*SUPPLIED MATERIAL*

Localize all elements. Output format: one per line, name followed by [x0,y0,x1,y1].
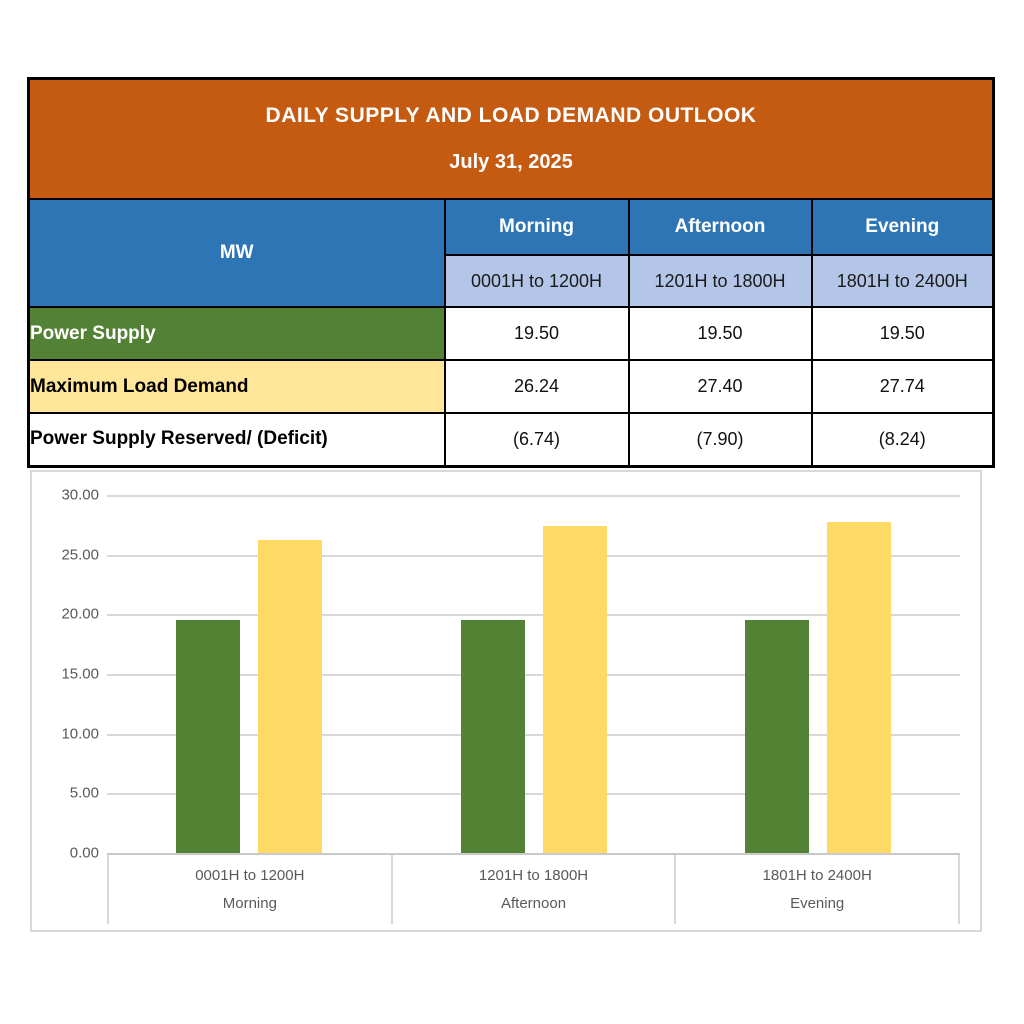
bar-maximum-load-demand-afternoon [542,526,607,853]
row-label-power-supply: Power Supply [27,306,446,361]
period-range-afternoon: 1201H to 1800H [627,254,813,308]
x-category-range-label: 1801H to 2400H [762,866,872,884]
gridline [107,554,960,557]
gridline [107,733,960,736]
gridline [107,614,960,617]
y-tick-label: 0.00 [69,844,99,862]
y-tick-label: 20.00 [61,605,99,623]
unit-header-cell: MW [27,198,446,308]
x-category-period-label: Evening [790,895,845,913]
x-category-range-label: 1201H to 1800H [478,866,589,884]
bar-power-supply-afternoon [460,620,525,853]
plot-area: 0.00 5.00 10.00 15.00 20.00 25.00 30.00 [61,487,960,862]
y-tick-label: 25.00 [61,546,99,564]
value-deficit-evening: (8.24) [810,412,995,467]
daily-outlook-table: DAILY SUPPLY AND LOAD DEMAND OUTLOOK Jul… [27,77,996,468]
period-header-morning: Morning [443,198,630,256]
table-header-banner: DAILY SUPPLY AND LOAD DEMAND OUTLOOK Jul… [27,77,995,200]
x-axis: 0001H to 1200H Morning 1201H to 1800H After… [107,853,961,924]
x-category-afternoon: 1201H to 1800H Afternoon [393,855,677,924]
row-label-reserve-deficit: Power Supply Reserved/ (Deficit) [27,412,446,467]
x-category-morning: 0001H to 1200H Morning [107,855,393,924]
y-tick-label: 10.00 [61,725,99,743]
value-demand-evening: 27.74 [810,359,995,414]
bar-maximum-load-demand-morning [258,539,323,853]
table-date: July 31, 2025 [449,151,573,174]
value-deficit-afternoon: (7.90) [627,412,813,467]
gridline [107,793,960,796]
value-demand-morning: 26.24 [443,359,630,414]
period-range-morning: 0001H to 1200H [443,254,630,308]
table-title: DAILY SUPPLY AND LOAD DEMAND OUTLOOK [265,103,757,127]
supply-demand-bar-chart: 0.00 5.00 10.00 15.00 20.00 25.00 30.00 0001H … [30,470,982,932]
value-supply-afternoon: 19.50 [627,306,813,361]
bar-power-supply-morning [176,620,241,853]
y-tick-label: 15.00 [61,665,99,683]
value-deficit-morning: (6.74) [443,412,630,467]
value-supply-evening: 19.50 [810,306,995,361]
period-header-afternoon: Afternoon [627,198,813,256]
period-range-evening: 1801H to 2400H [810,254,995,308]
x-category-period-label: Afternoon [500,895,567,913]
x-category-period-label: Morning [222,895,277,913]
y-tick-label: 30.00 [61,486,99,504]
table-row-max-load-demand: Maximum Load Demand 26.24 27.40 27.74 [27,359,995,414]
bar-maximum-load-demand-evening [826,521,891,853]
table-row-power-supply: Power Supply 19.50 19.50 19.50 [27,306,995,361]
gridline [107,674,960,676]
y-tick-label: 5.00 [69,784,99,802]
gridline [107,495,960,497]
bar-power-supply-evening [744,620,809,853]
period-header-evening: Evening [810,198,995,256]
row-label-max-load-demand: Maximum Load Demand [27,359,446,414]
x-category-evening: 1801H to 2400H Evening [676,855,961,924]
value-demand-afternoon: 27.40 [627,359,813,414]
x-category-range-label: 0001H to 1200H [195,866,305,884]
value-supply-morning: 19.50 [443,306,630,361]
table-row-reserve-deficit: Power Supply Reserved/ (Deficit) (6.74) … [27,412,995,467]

*WHAT YOU NEED TO DO*
Copy every line of the items above word for word, leaving out the pictures.

*FULL SOLUTION*
Localize all elements. Output format: one per line, name followed by [x0,y0,x1,y1].
bar-maximum-load-demand-afternoon [542,526,607,853]
row-label-power-supply: Power Supply [27,306,446,361]
period-range-afternoon: 1201H to 1800H [627,254,813,308]
x-category-range-label: 1801H to 2400H [762,866,872,884]
gridline [107,554,960,557]
gridline [107,733,960,736]
gridline [107,614,960,617]
y-tick-label: 0.00 [69,844,99,862]
y-tick-label: 20.00 [61,605,99,623]
unit-header-cell: MW [27,198,446,308]
x-category-period-label: Evening [790,895,845,913]
x-category-range-label: 1201H to 1800H [478,866,589,884]
bar-power-supply-afternoon [460,620,525,853]
plot-area: 0.00 5.00 10.00 15.00 20.00 25.00 30.00 [61,487,960,862]
y-tick-label: 25.00 [61,546,99,564]
value-deficit-evening: (8.24) [810,412,995,467]
daily-outlook-table: DAILY SUPPLY AND LOAD DEMAND OUTLOOK Jul… [27,77,996,468]
period-header-morning: Morning [443,198,630,256]
table-header-banner: DAILY SUPPLY AND LOAD DEMAND OUTLOOK Jul… [27,77,995,200]
x-axis: 0001H to 1200H Morning 1201H to 1800H After… [107,853,961,924]
x-category-afternoon: 1201H to 1800H Afternoon [393,855,677,924]
row-label-reserve-deficit: Power Supply Reserved/ (Deficit) [27,412,446,467]
x-category-morning: 0001H to 1200H Morning [107,855,393,924]
y-tick-label: 10.00 [61,725,99,743]
value-demand-evening: 27.74 [810,359,995,414]
bar-maximum-load-demand-morning [258,539,323,853]
table-date: July 31, 2025 [449,151,573,174]
value-deficit-afternoon: (7.90) [627,412,813,467]
gridline [107,793,960,796]
value-demand-morning: 26.24 [443,359,630,414]
period-range-morning: 0001H to 1200H [443,254,630,308]
table-title: DAILY SUPPLY AND LOAD DEMAND OUTLOOK [265,103,757,127]
supply-demand-bar-chart: 0.00 5.00 10.00 15.00 20.00 25.00 30.00 0001H … [30,470,982,932]
value-supply-afternoon: 19.50 [627,306,813,361]
bar-power-supply-morning [176,620,241,853]
y-tick-label: 15.00 [61,665,99,683]
value-deficit-morning: (6.74) [443,412,630,467]
value-supply-evening: 19.50 [810,306,995,361]
period-header-afternoon: Afternoon [627,198,813,256]
period-range-evening: 1801H to 2400H [810,254,995,308]
x-category-period-label: Afternoon [500,895,567,913]
x-category-period-label: Morning [222,895,277,913]
y-tick-label: 30.00 [61,486,99,504]
table-row-max-load-demand: Maximum Load Demand 26.24 27.40 27.74 [27,359,995,414]
bar-maximum-load-demand-evening [826,521,891,853]
table-row-power-supply: Power Supply 19.50 19.50 19.50 [27,306,995,361]
gridline [107,674,960,676]
y-tick-label: 5.00 [69,784,99,802]
gridline [107,495,960,497]
bar-power-supply-evening [744,620,809,853]
period-header-evening: Evening [810,198,995,256]
row-label-max-load-demand: Maximum Load Demand [27,359,446,414]
x-category-evening: 1801H to 2400H Evening [676,855,961,924]
value-demand-afternoon: 27.40 [627,359,813,414]
x-category-range-label: 0001H to 1200H [195,866,305,884]
value-supply-morning: 19.50 [443,306,630,361]
table-row-reserve-deficit: Power Supply Reserved/ (Deficit) (6.74) … [27,412,995,467]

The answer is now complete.